> Directive: Consider the data that follows and state how many lines contain the string "outline", using the number alone.

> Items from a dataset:

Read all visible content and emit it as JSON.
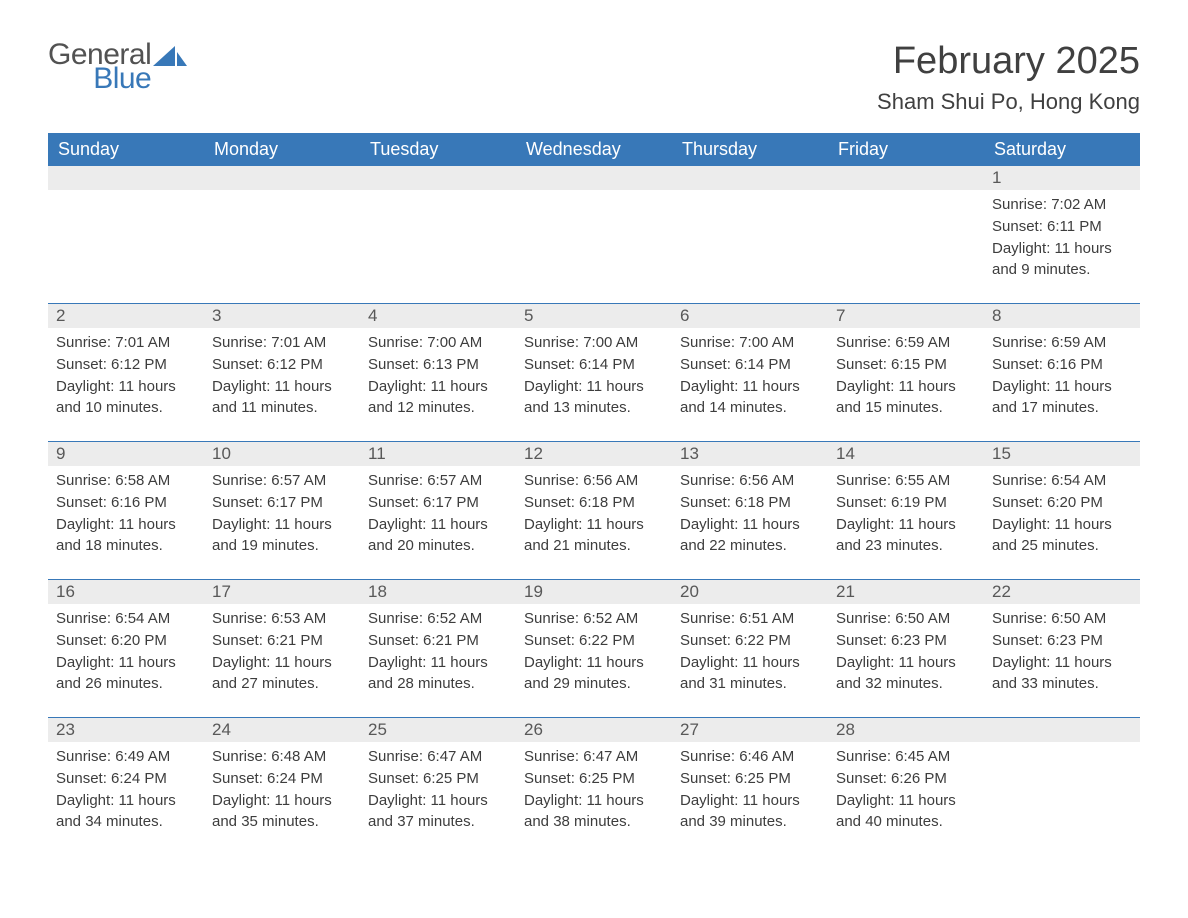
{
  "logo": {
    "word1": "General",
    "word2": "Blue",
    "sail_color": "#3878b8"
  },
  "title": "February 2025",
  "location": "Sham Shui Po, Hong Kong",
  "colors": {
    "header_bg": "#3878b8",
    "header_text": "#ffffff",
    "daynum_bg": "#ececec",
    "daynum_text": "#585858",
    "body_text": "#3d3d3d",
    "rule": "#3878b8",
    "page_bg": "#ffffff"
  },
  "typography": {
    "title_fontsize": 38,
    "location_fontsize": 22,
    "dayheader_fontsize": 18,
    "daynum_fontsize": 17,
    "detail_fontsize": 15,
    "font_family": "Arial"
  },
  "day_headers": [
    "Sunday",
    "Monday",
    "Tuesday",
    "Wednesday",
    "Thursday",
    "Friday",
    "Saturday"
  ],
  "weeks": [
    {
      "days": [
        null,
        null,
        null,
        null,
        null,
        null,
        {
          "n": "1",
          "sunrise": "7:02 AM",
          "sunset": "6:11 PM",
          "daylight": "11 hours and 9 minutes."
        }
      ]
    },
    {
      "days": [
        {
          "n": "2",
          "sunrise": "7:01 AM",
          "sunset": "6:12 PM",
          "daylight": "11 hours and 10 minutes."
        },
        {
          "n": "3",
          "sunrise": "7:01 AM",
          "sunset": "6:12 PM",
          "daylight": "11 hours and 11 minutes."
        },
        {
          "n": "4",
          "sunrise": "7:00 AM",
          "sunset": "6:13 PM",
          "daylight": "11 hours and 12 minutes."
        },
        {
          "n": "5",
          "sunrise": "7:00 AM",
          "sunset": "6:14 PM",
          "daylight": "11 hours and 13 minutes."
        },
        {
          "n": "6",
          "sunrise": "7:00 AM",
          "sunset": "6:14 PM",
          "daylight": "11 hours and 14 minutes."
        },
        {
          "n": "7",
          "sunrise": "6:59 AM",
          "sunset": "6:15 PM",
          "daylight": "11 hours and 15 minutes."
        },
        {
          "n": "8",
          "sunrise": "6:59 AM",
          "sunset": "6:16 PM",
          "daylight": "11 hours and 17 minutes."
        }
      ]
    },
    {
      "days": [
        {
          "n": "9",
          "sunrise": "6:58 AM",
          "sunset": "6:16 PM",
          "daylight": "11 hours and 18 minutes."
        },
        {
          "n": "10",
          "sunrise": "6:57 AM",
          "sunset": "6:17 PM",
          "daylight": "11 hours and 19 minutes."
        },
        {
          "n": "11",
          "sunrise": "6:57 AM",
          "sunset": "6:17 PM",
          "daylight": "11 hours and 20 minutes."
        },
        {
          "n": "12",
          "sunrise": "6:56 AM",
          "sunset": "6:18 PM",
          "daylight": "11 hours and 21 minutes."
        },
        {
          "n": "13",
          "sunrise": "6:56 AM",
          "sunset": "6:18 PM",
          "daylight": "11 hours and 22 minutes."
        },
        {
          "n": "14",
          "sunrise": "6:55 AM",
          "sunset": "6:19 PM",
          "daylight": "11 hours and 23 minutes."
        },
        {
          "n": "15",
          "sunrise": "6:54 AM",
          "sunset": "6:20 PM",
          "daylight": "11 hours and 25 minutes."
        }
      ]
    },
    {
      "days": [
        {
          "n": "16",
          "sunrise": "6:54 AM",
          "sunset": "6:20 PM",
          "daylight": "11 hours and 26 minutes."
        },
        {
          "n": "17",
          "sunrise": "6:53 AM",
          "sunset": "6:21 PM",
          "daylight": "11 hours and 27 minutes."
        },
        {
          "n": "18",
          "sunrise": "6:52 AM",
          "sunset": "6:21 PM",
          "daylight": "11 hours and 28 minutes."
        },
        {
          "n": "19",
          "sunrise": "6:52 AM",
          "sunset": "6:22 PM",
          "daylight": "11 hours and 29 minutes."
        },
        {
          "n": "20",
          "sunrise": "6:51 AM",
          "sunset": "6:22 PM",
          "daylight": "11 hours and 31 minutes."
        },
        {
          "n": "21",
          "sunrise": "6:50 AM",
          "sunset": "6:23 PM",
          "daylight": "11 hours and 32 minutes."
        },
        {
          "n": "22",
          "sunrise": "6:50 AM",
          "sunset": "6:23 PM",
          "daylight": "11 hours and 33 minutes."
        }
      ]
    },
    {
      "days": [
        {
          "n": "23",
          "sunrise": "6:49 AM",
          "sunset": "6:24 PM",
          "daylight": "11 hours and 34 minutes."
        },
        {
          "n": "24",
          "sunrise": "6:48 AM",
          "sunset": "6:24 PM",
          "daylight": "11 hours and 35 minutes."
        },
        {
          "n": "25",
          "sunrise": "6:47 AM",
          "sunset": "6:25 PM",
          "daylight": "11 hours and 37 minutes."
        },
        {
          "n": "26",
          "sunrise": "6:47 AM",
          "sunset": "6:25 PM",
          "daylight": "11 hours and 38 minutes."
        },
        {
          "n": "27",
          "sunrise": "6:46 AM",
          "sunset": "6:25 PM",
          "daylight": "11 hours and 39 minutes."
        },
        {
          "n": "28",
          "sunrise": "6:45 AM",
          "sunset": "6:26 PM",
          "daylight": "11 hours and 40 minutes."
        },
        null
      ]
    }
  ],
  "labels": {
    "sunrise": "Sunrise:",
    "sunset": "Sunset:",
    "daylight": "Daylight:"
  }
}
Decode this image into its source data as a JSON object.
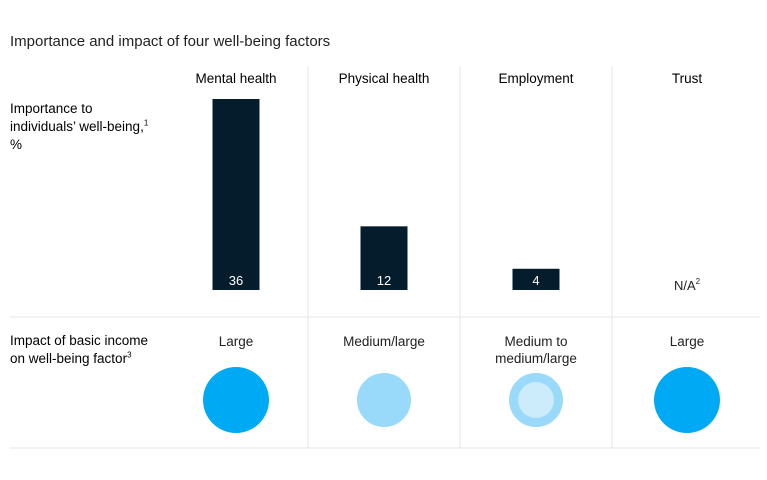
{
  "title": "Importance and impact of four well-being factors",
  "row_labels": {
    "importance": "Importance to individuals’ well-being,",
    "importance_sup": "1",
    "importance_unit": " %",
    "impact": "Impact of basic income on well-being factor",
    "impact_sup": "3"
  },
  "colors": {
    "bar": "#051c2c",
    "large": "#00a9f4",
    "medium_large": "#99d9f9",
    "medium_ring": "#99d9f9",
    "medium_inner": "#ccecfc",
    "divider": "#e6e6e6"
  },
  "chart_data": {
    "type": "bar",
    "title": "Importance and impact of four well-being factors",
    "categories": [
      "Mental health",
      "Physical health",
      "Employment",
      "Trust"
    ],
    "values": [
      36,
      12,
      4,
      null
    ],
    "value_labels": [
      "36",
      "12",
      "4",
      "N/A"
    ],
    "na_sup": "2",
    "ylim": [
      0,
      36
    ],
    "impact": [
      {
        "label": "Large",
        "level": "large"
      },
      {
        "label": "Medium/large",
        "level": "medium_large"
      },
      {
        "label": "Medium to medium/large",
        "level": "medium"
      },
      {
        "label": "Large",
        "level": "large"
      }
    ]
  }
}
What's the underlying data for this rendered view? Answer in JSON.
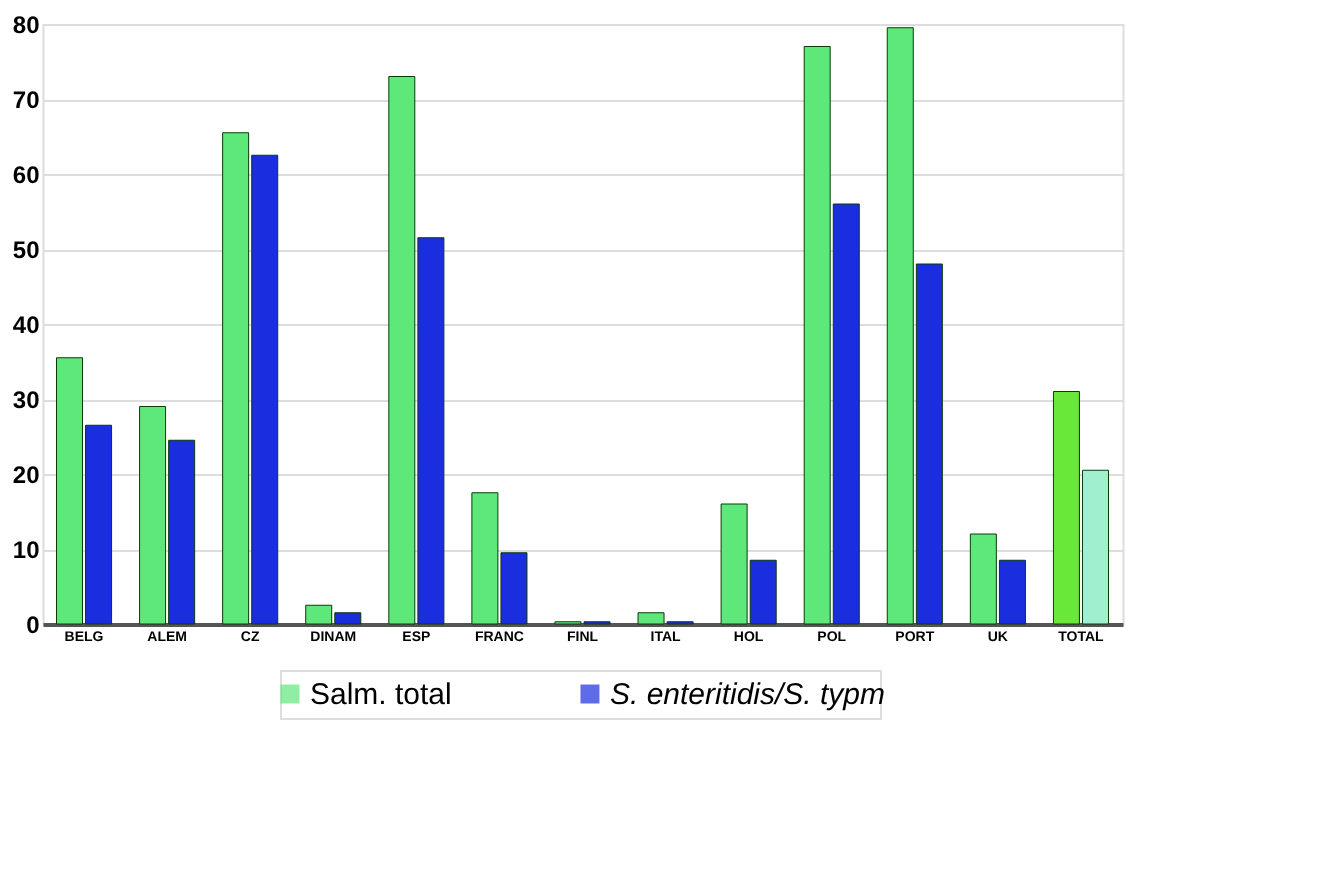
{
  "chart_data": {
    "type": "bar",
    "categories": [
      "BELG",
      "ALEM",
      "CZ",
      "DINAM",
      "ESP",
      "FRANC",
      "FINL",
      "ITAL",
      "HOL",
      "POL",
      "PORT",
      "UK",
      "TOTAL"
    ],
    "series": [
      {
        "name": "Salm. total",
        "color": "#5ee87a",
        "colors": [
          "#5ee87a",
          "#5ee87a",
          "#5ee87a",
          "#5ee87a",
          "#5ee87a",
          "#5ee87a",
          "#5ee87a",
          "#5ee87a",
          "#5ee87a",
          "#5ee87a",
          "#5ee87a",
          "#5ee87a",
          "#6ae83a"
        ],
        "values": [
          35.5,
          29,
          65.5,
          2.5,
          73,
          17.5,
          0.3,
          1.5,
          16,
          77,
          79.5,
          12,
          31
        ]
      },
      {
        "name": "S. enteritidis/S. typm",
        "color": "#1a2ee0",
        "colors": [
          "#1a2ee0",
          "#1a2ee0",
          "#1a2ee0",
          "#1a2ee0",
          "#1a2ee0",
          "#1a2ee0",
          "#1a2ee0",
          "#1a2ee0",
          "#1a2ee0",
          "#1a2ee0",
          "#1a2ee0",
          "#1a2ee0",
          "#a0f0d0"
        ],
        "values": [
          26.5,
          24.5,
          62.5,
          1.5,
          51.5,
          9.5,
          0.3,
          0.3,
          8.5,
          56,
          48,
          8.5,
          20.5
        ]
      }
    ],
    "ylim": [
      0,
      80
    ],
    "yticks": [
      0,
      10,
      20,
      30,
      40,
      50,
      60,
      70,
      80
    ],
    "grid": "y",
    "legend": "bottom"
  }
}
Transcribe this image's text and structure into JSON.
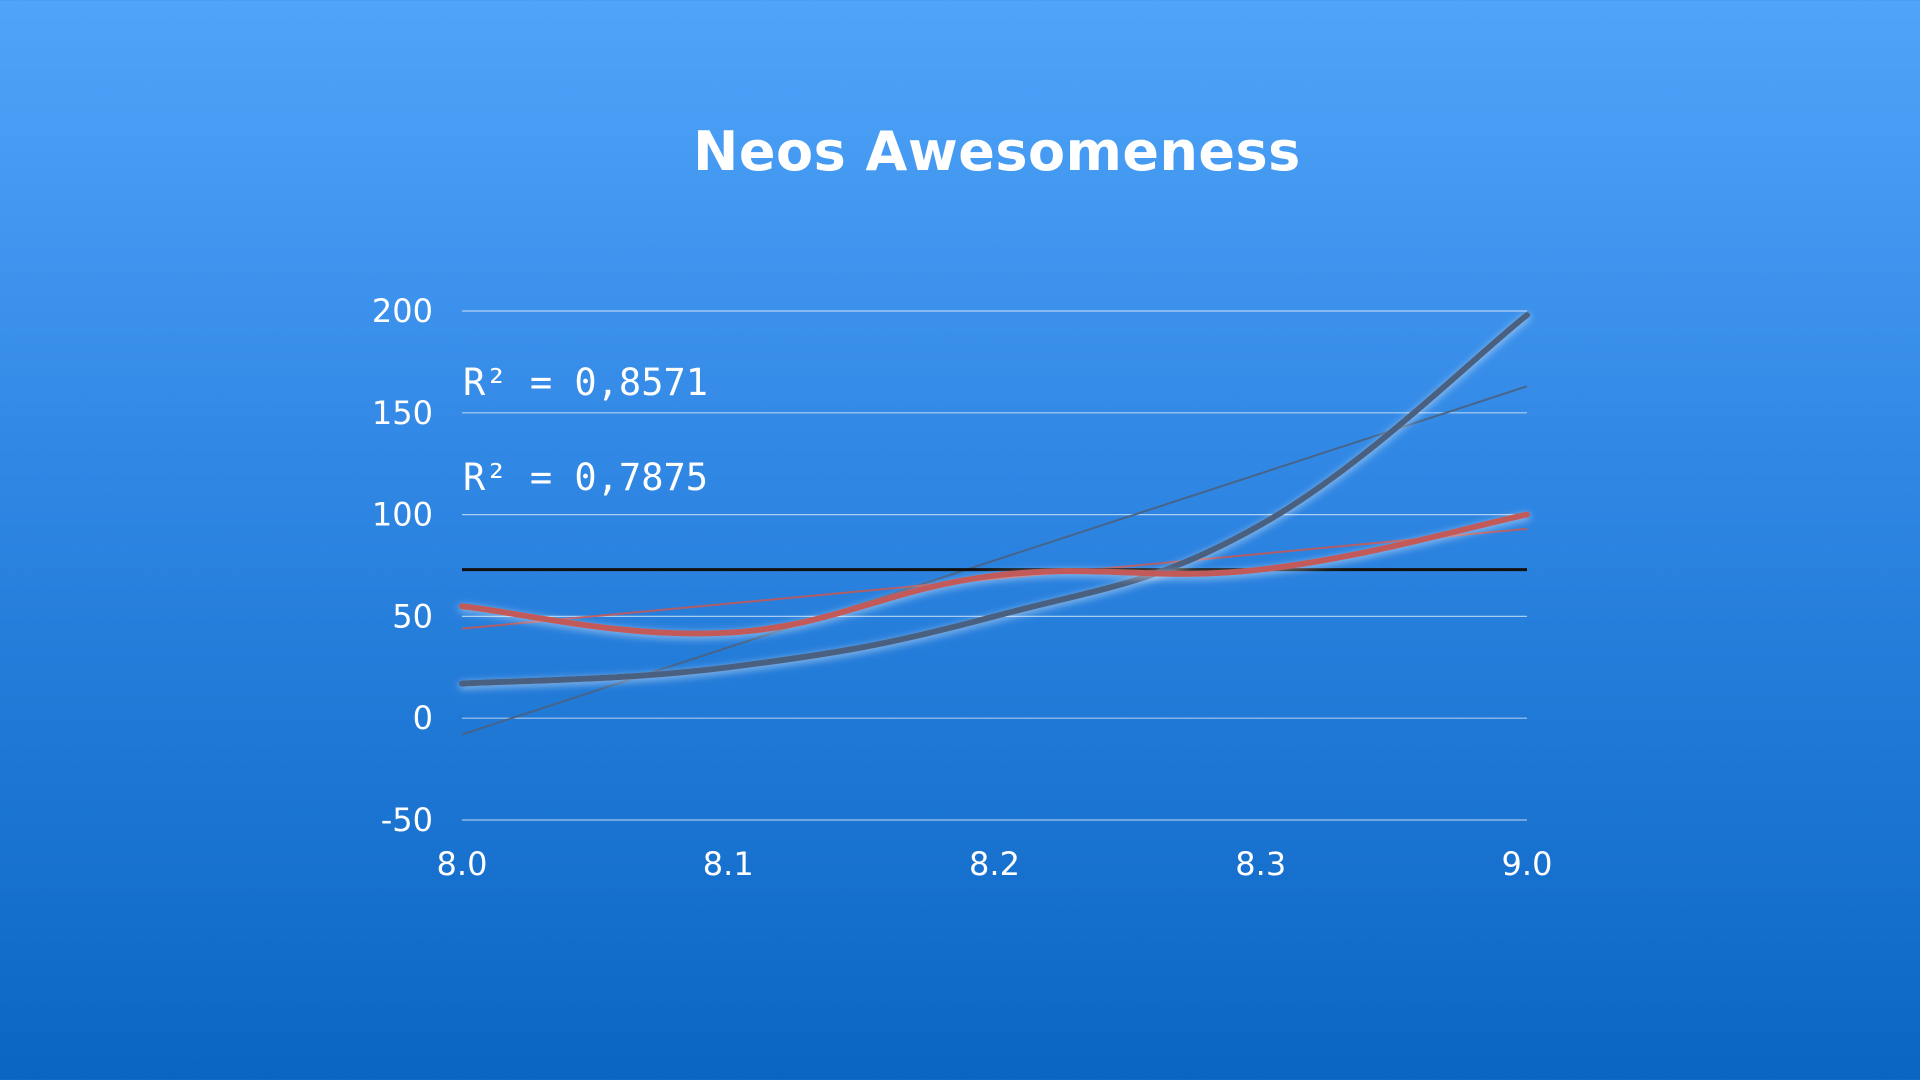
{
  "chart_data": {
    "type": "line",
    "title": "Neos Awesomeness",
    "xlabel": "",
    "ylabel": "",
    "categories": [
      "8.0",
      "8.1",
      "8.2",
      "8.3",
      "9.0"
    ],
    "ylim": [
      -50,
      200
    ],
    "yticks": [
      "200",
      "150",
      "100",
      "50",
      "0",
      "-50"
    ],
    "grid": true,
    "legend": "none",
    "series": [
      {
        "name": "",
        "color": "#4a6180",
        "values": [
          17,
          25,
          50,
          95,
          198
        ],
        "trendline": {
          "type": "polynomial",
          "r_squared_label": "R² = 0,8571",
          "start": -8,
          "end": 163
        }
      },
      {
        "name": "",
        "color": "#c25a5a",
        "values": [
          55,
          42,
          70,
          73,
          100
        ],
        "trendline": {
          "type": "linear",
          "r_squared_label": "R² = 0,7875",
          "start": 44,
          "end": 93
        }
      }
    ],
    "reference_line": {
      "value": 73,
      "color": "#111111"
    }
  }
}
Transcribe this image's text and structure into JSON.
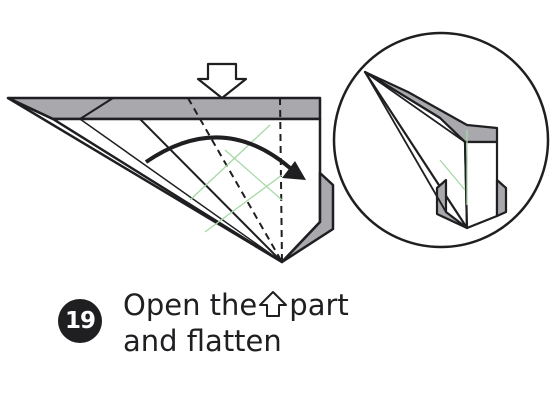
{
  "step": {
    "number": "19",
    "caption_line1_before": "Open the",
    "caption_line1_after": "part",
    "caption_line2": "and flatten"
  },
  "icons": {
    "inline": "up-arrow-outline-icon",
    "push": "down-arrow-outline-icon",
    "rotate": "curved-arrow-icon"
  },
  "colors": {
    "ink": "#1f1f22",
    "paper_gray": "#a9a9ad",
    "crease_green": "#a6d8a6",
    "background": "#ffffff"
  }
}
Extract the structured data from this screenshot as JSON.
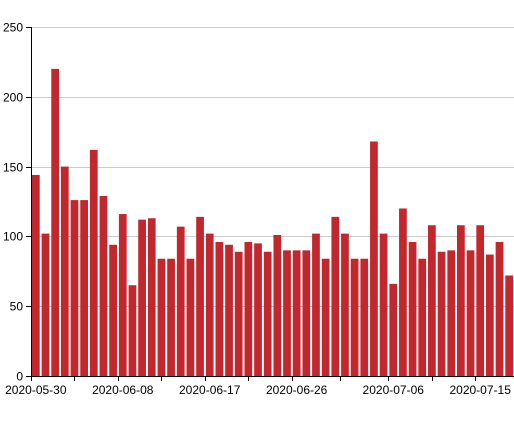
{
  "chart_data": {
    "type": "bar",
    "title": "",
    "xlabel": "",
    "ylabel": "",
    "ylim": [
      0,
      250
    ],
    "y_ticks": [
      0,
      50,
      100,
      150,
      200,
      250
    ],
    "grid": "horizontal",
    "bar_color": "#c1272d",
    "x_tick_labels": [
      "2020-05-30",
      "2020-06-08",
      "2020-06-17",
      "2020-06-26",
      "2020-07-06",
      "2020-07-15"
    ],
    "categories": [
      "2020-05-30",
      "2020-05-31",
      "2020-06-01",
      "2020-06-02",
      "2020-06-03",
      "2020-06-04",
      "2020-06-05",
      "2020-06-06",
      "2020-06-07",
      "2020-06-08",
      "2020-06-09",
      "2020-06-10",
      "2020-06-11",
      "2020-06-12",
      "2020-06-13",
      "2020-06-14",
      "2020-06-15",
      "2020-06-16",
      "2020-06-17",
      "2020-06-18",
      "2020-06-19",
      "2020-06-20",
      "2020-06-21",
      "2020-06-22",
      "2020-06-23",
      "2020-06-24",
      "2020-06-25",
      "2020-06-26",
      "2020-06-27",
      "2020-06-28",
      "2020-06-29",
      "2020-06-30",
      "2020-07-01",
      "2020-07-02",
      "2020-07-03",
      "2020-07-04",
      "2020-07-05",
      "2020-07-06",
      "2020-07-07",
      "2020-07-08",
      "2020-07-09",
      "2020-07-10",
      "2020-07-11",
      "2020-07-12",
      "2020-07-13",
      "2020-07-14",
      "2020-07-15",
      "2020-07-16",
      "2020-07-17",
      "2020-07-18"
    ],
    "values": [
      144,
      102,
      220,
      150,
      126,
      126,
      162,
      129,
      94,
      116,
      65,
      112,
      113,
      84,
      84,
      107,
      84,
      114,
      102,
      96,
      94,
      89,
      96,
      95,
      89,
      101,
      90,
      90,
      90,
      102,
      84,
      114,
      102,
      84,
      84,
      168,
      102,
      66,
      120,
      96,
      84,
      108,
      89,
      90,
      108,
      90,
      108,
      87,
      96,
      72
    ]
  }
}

> Task response: 2